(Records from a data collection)
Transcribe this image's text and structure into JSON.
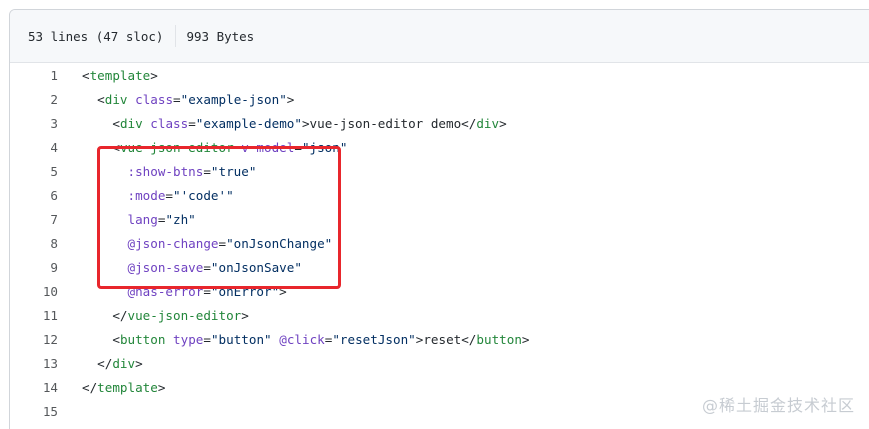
{
  "header": {
    "lines_info": "53 lines (47 sloc)",
    "size_info": "993 Bytes"
  },
  "code": {
    "lines": [
      {
        "num": "1",
        "indent": "",
        "tokens": [
          [
            "punc",
            "<"
          ],
          [
            "tag",
            "template"
          ],
          [
            "punc",
            ">"
          ]
        ]
      },
      {
        "num": "2",
        "indent": "  ",
        "tokens": [
          [
            "punc",
            "<"
          ],
          [
            "tag",
            "div"
          ],
          [
            "punc",
            " "
          ],
          [
            "attr",
            "class"
          ],
          [
            "punc",
            "="
          ],
          [
            "str",
            "\"example-json\""
          ],
          [
            "punc",
            ">"
          ]
        ]
      },
      {
        "num": "3",
        "indent": "    ",
        "tokens": [
          [
            "punc",
            "<"
          ],
          [
            "tag",
            "div"
          ],
          [
            "punc",
            " "
          ],
          [
            "attr",
            "class"
          ],
          [
            "punc",
            "="
          ],
          [
            "str",
            "\"example-demo\""
          ],
          [
            "punc",
            ">vue-json-editor demo</"
          ],
          [
            "tag",
            "div"
          ],
          [
            "punc",
            ">"
          ]
        ]
      },
      {
        "num": "4",
        "indent": "    ",
        "tokens": [
          [
            "punc",
            "<"
          ],
          [
            "tag",
            "vue-json-editor"
          ],
          [
            "punc",
            " "
          ],
          [
            "attr",
            "v-model"
          ],
          [
            "punc",
            "="
          ],
          [
            "str",
            "\"json\""
          ]
        ]
      },
      {
        "num": "5",
        "indent": "      ",
        "tokens": [
          [
            "attr",
            ":show-btns"
          ],
          [
            "punc",
            "="
          ],
          [
            "str",
            "\"true\""
          ]
        ]
      },
      {
        "num": "6",
        "indent": "      ",
        "tokens": [
          [
            "attr",
            ":mode"
          ],
          [
            "punc",
            "="
          ],
          [
            "str",
            "\"'code'\""
          ]
        ]
      },
      {
        "num": "7",
        "indent": "      ",
        "tokens": [
          [
            "attr",
            "lang"
          ],
          [
            "punc",
            "="
          ],
          [
            "str",
            "\"zh\""
          ]
        ]
      },
      {
        "num": "8",
        "indent": "      ",
        "tokens": [
          [
            "attr",
            "@json-change"
          ],
          [
            "punc",
            "="
          ],
          [
            "str",
            "\"onJsonChange\""
          ]
        ]
      },
      {
        "num": "9",
        "indent": "      ",
        "tokens": [
          [
            "attr",
            "@json-save"
          ],
          [
            "punc",
            "="
          ],
          [
            "str",
            "\"onJsonSave\""
          ]
        ]
      },
      {
        "num": "10",
        "indent": "      ",
        "tokens": [
          [
            "attr",
            "@has-error"
          ],
          [
            "punc",
            "="
          ],
          [
            "str",
            "\"onError\""
          ],
          [
            "punc",
            ">"
          ]
        ]
      },
      {
        "num": "11",
        "indent": "    ",
        "tokens": [
          [
            "punc",
            "</"
          ],
          [
            "tag",
            "vue-json-editor"
          ],
          [
            "punc",
            ">"
          ]
        ]
      },
      {
        "num": "12",
        "indent": "    ",
        "tokens": [
          [
            "punc",
            "<"
          ],
          [
            "tag",
            "button"
          ],
          [
            "punc",
            " "
          ],
          [
            "attr",
            "type"
          ],
          [
            "punc",
            "="
          ],
          [
            "str",
            "\"button\""
          ],
          [
            "punc",
            " "
          ],
          [
            "attr",
            "@click"
          ],
          [
            "punc",
            "="
          ],
          [
            "str",
            "\"resetJson\""
          ],
          [
            "punc",
            ">reset</"
          ],
          [
            "tag",
            "button"
          ],
          [
            "punc",
            ">"
          ]
        ]
      },
      {
        "num": "13",
        "indent": "  ",
        "tokens": [
          [
            "punc",
            "</"
          ],
          [
            "tag",
            "div"
          ],
          [
            "punc",
            ">"
          ]
        ]
      },
      {
        "num": "14",
        "indent": "",
        "tokens": [
          [
            "punc",
            "</"
          ],
          [
            "tag",
            "template"
          ],
          [
            "punc",
            ">"
          ]
        ]
      },
      {
        "num": "15",
        "indent": "",
        "tokens": []
      }
    ]
  },
  "colors": {
    "highlight_border": "#e8262c",
    "tag": "#22863a",
    "attr": "#6f42c1",
    "string": "#032f62"
  },
  "watermark": "@稀土掘金技术社区"
}
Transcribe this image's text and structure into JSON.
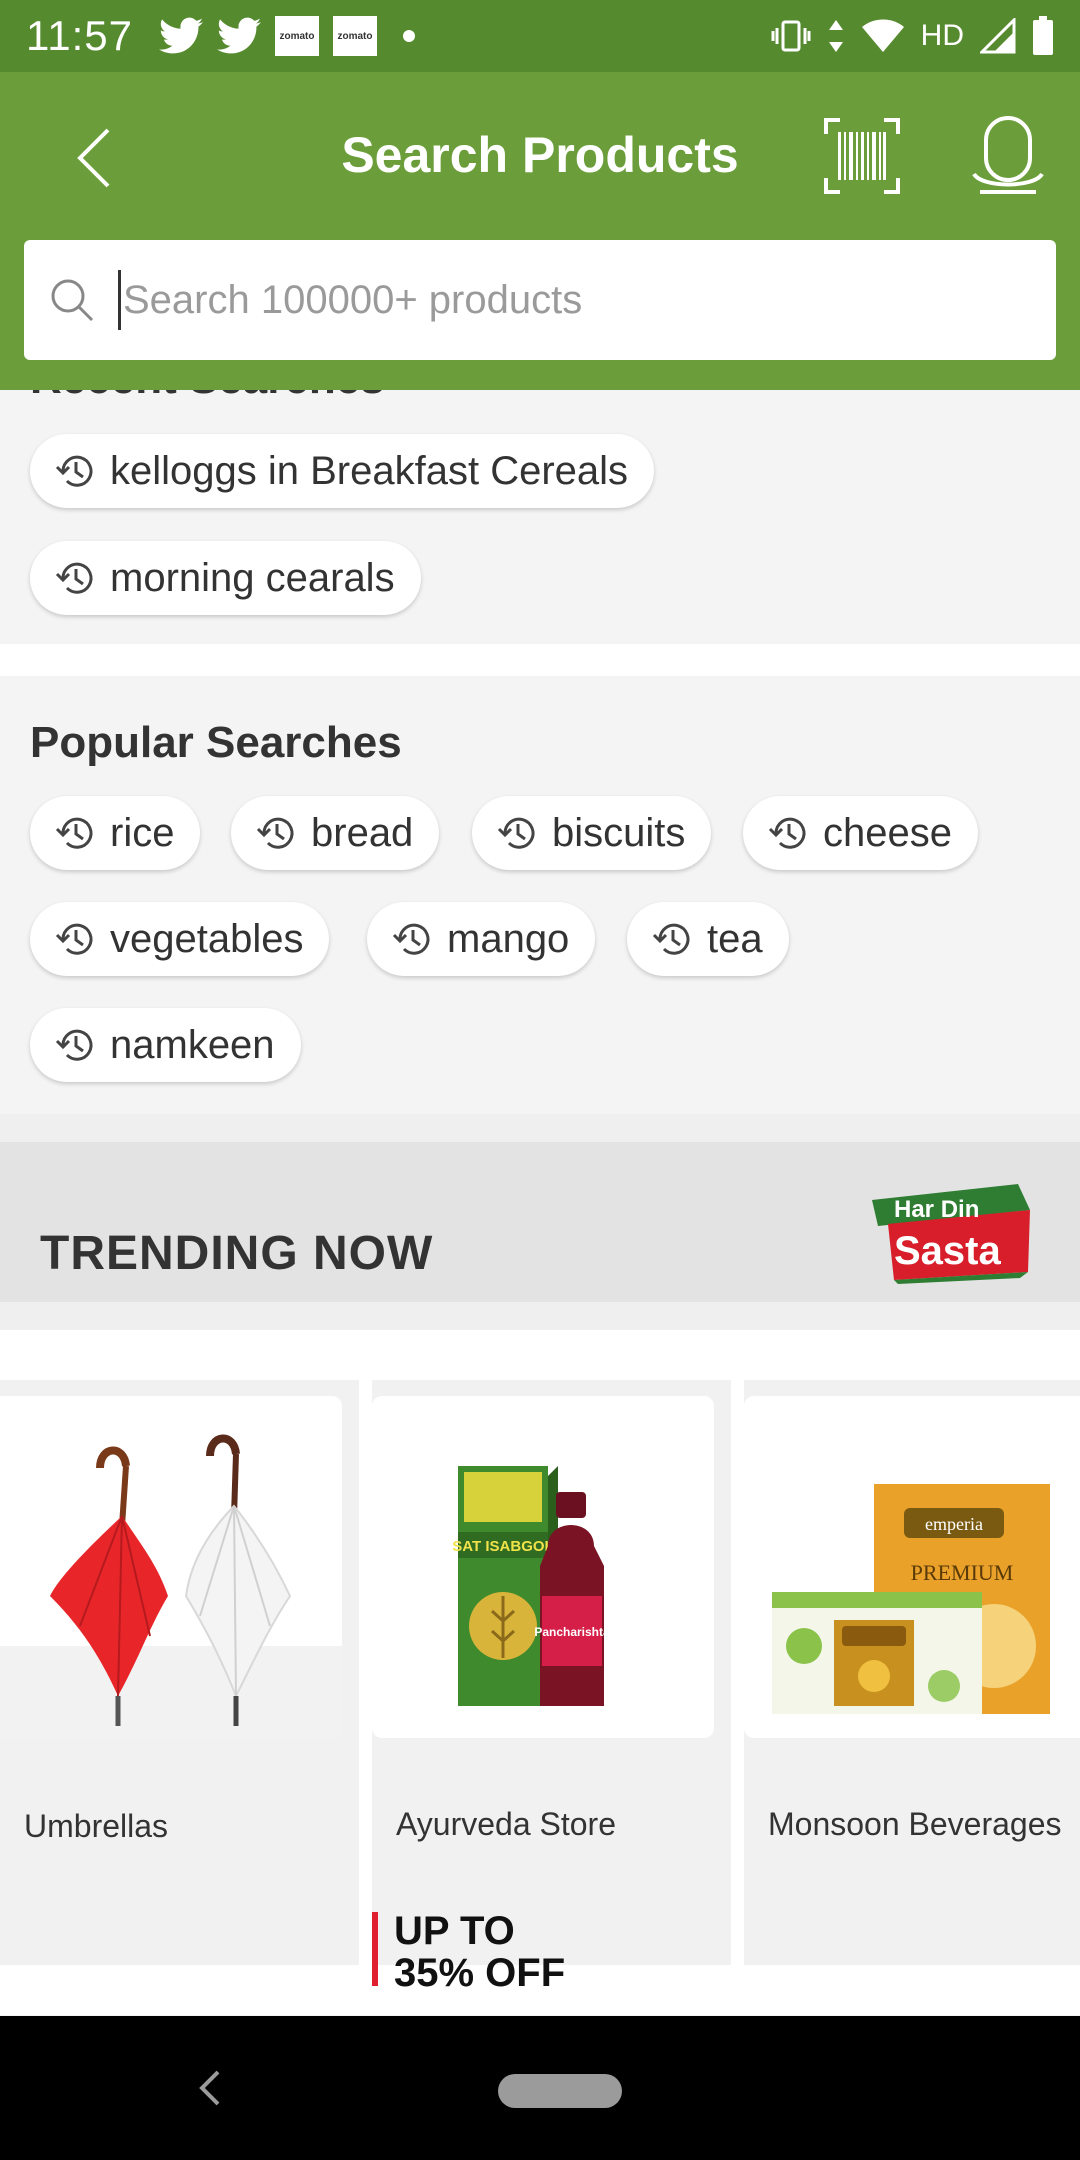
{
  "status_bar": {
    "time": "11:57",
    "zomato_label": "zomato",
    "network_label": "HD"
  },
  "app_bar": {
    "title": "Search Products"
  },
  "search": {
    "placeholder": "Search 100000+ products"
  },
  "recent": {
    "heading": "Recent Searches",
    "items": [
      "kelloggs in Breakfast Cereals",
      "morning cearals"
    ]
  },
  "popular": {
    "heading": "Popular Searches",
    "items": [
      "rice",
      "bread",
      "biscuits",
      "cheese",
      "vegetables",
      "mango",
      "tea",
      "namkeen"
    ]
  },
  "trending": {
    "title": "TRENDING NOW",
    "badge_line1": "Har Din",
    "badge_line2": "Sasta",
    "products": [
      {
        "name": "Umbrellas",
        "image": "umbrella-image"
      },
      {
        "name": "Ayurveda Store",
        "image": "ayurveda-products-image",
        "offer": "UP TO 35% OFF",
        "image_text": "SAT ISABGOL",
        "image_text2": "Pancharishta"
      },
      {
        "name": "Monsoon Beverages",
        "image": "tea-boxes-image",
        "image_text": "emperia",
        "image_text2": "PREMIUM"
      }
    ]
  },
  "colors": {
    "brand_green": "#6b9e3a",
    "status_green": "#568a2f",
    "offer_red": "#e02030"
  }
}
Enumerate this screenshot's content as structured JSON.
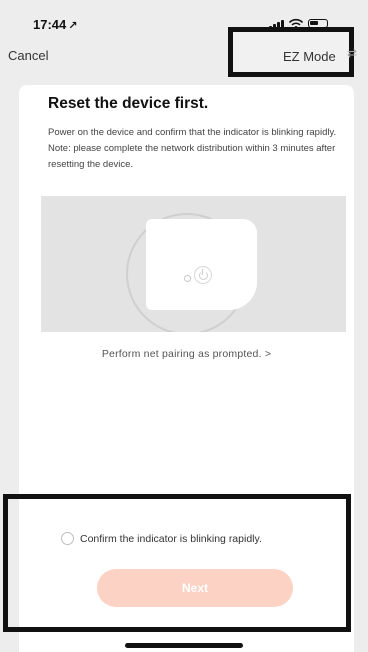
{
  "status_bar": {
    "time": "17:44",
    "location_icon": "location-arrow-icon"
  },
  "nav": {
    "cancel_label": "Cancel",
    "mode_label": "EZ Mode",
    "mode_icon": "switch-arrows-icon"
  },
  "content": {
    "title": "Reset the device first.",
    "description": [
      "Power on the device and confirm that the indicator is blinking rapidly.",
      "Note: please complete the network distribution within 3 minutes after resetting the device."
    ],
    "pairing_link": "Perform net pairing as prompted. >"
  },
  "footer": {
    "confirm_label": "Confirm the indicator is blinking rapidly.",
    "confirm_checked": false,
    "next_label": "Next",
    "next_color": "#fbd2c4"
  }
}
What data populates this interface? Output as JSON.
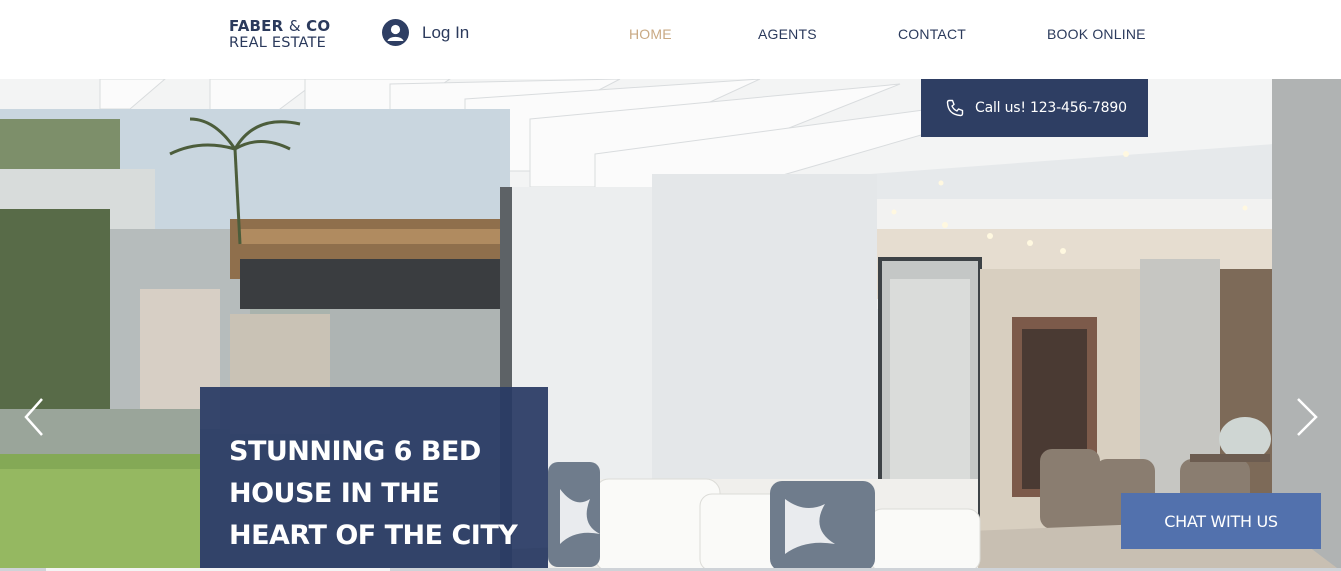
{
  "header": {
    "logo": {
      "line1_bold": "FABER",
      "line1_amp": "&",
      "line1_end": "CO",
      "line2": "REAL ESTATE"
    },
    "login": {
      "icon": "user-avatar-icon",
      "label": "Log In"
    },
    "nav": [
      {
        "label": "HOME",
        "active": true
      },
      {
        "label": "AGENTS",
        "active": false
      },
      {
        "label": "CONTACT",
        "active": false
      },
      {
        "label": "BOOK ONLINE",
        "active": false
      }
    ]
  },
  "hero": {
    "call": {
      "icon": "phone-icon",
      "label": "Call us! 123-456-7890"
    },
    "headline": "STUNNING 6 BED HOUSE IN THE HEART OF THE CITY",
    "prev_icon": "chevron-left-icon",
    "next_icon": "chevron-right-icon"
  },
  "chat": {
    "label": "CHAT WITH US"
  },
  "colors": {
    "brand_navy": "#2e3e63",
    "nav_active": "#c9a983",
    "chat_blue": "#5271ad",
    "text_navy": "#2b3a5c"
  }
}
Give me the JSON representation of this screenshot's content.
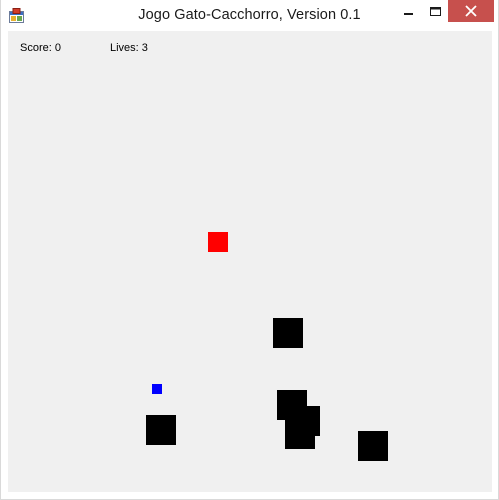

TASK TO COMPLETE ▸
Your task is to repeat the data above exactly while excluding the pictures.

ANSWER FOR THE TASK ▸
Transcribe this image's text and structure into JSON.
{
  "header": {
    "lines_info": "53 lines (47 sloc)",
    "size_info": "993 Bytes"
  },
  "code": {
    "lines": [
      {
        "num": "1",
        "indent": "",
        "tokens": [
          [
            "punc",
            "<"
          ],
          [
            "tag",
            "template"
          ],
          [
            "punc",
            ">"
          ]
        ]
      },
      {
        "num": "2",
        "indent": "  ",
        "tokens": [
          [
            "punc",
            "<"
          ],
          [
            "tag",
            "div"
          ],
          [
            "punc",
            " "
          ],
          [
            "attr",
            "class"
          ],
          [
            "punc",
            "="
          ],
          [
            "str",
            "\"example-json\""
          ],
          [
            "punc",
            ">"
          ]
        ]
      },
      {
        "num": "3",
        "indent": "    ",
        "tokens": [
          [
            "punc",
            "<"
          ],
          [
            "tag",
            "div"
          ],
          [
            "punc",
            " "
          ],
          [
            "attr",
            "class"
          ],
          [
            "punc",
            "="
          ],
          [
            "str",
            "\"example-demo\""
          ],
          [
            "punc",
            ">vue-json-editor demo</"
          ],
          [
            "tag",
            "div"
          ],
          [
            "punc",
            ">"
          ]
        ]
      },
      {
        "num": "4",
        "indent": "    ",
        "tokens": [
          [
            "punc",
            "<"
          ],
          [
            "tag",
            "vue-json-editor"
          ],
          [
            "punc",
            " "
          ],
          [
            "attr",
            "v-model"
          ],
          [
            "punc",
            "="
          ],
          [
            "str",
            "\"json\""
          ]
        ]
      },
      {
        "num": "5",
        "indent": "      ",
        "tokens": [
          [
            "attr",
            ":show-btns"
          ],
          [
            "punc",
            "="
          ],
          [
            "str",
            "\"true\""
          ]
        ]
      },
      {
        "num": "6",
        "indent": "      ",
        "tokens": [
          [
            "attr",
            ":mode"
          ],
          [
            "punc",
            "="
          ],
          [
            "str",
            "\"'code'\""
          ]
        ]
      },
      {
        "num": "7",
        "indent": "      ",
        "tokens": [
          [
            "attr",
            "lang"
          ],
          [
            "punc",
            "="
          ],
          [
            "str",
            "\"zh\""
          ]
        ]
      },
      {
        "num": "8",
        "indent": "      ",
        "tokens": [
          [
            "attr",
            "@json-change"
          ],
          [
            "punc",
            "="
          ],
          [
            "str",
            "\"onJsonChange\""
          ]
        ]
      },
      {
        "num": "9",
        "indent": "      ",
        "tokens": [
          [
            "attr",
            "@json-save"
          ],
          [
            "punc",
            "="
          ],
          [
            "str",
            "\"onJsonSave\""
          ]
        ]
      },
      {
        "num": "10",
        "indent": "      ",
        "tokens": [
          [
            "attr",
            "@has-error"
          ],
          [
            "punc",
            "="
          ],
          [
            "str",
            "\"onError\""
          ],
          [
            "punc",
            ">"
          ]
        ]
      },
      {
        "num": "11",
        "indent": "    ",
        "tokens": [
          [
            "punc",
            "</"
          ],
          [
            "tag",
            "vue-json-editor"
          ],
          [
            "punc",
            ">"
          ]
        ]
      },
      {
        "num": "12",
        "indent": "    ",
        "tokens": [
          [
            "punc",
            "<"
          ],
          [
            "tag",
            "button"
          ],
          [
            "punc",
            " "
          ],
          [
            "attr",
            "type"
          ],
          [
            "punc",
            "="
          ],
          [
            "str",
            "\"button\""
          ],
          [
            "punc",
            " "
          ],
          [
            "attr",
            "@click"
          ],
          [
            "punc",
            "="
          ],
          [
            "str",
            "\"resetJson\""
          ],
          [
            "punc",
            ">reset</"
          ],
          [
            "tag",
            "button"
          ],
          [
            "punc",
            ">"
          ]
        ]
      },
      {
        "num": "13",
        "indent": "  ",
        "tokens": [
          [
            "punc",
            "</"
          ],
          [
            "tag",
            "div"
          ],
          [
            "punc",
            ">"
          ]
        ]
      },
      {
        "num": "14",
        "indent": "",
        "tokens": [
          [
            "punc",
            "</"
          ],
          [
            "tag",
            "template"
          ],
          [
            "punc",
            ">"
          ]
        ]
      },
      {
        "num": "15",
        "indent": "",
        "tokens": []
      }
    ]
  },
  "colors": {
    "highlight_border": "#e8262c",
    "tag": "#22863a",
    "attr": "#6f42c1",
    "string": "#032f62"
  },
  "watermark": "@稀土掘金技术社区"
}
Transcribe this image's text and structure into JSON.
{
  "status_bar": {
    "time": "11:57",
    "zomato_label": "zomato",
    "network_label": "HD"
  },
  "app_bar": {
    "title": "Search Products"
  },
  "search": {
    "placeholder": "Search 100000+ products"
  },
  "recent": {
    "heading": "Recent Searches",
    "items": [
      "kelloggs in Breakfast Cereals",
      "morning cearals"
    ]
  },
  "popular": {
    "heading": "Popular Searches",
    "items": [
      "rice",
      "bread",
      "biscuits",
      "cheese",
      "vegetables",
      "mango",
      "tea",
      "namkeen"
    ]
  },
  "trending": {
    "title": "TRENDING NOW",
    "badge_line1": "Har Din",
    "badge_line2": "Sasta",
    "products": [
      {
        "name": "Umbrellas",
        "image": "umbrella-image"
      },
      {
        "name": "Ayurveda Store",
        "image": "ayurveda-products-image",
        "offer": "UP TO 35% OFF",
        "image_text": "SAT ISABGOL",
        "image_text2": "Pancharishta"
      },
      {
        "name": "Monsoon Beverages",
        "image": "tea-boxes-image",
        "image_text": "emperia",
        "image_text2": "PREMIUM"
      }
    ]
  },
  "colors": {
    "brand_green": "#6b9e3a",
    "status_green": "#568a2f",
    "offer_red": "#e02030"
  }
}
Enumerate this screenshot's content as structured JSON.
{
  "status_bar": {
    "time": "17:44",
    "location_icon": "location-arrow-icon"
  },
  "nav": {
    "cancel_label": "Cancel",
    "mode_label": "EZ Mode",
    "mode_icon": "switch-arrows-icon"
  },
  "content": {
    "title": "Reset the device first.",
    "description": [
      "Power on the device and confirm that the indicator is blinking rapidly.",
      "Note: please complete the network distribution within 3 minutes after resetting the device."
    ],
    "pairing_link": "Perform net pairing as prompted. >"
  },
  "footer": {
    "confirm_label": "Confirm the indicator is blinking rapidly.",
    "confirm_checked": false,
    "next_label": "Next",
    "next_color": "#fbd2c4"
  }
}
What data populates this interface? Output as JSON.
{
  "header": {
    "logo": {
      "line1_bold": "FABER",
      "line1_amp": "&",
      "line1_end": "CO",
      "line2": "REAL ESTATE"
    },
    "login": {
      "icon": "user-avatar-icon",
      "label": "Log In"
    },
    "nav": [
      {
        "label": "HOME",
        "active": true
      },
      {
        "label": "AGENTS",
        "active": false
      },
      {
        "label": "CONTACT",
        "active": false
      },
      {
        "label": "BOOK ONLINE",
        "active": false
      }
    ]
  },
  "hero": {
    "call": {
      "icon": "phone-icon",
      "label": "Call us! 123-456-7890"
    },
    "headline": "STUNNING 6 BED HOUSE IN THE HEART OF THE CITY",
    "prev_icon": "chevron-left-icon",
    "next_icon": "chevron-right-icon"
  },
  "chat": {
    "label": "CHAT WITH US"
  },
  "colors": {
    "brand_navy": "#2e3e63",
    "nav_active": "#c9a983",
    "chat_blue": "#5271ad",
    "text_navy": "#2b3a5c"
  }
}
Give me the JSON representation of this screenshot's content.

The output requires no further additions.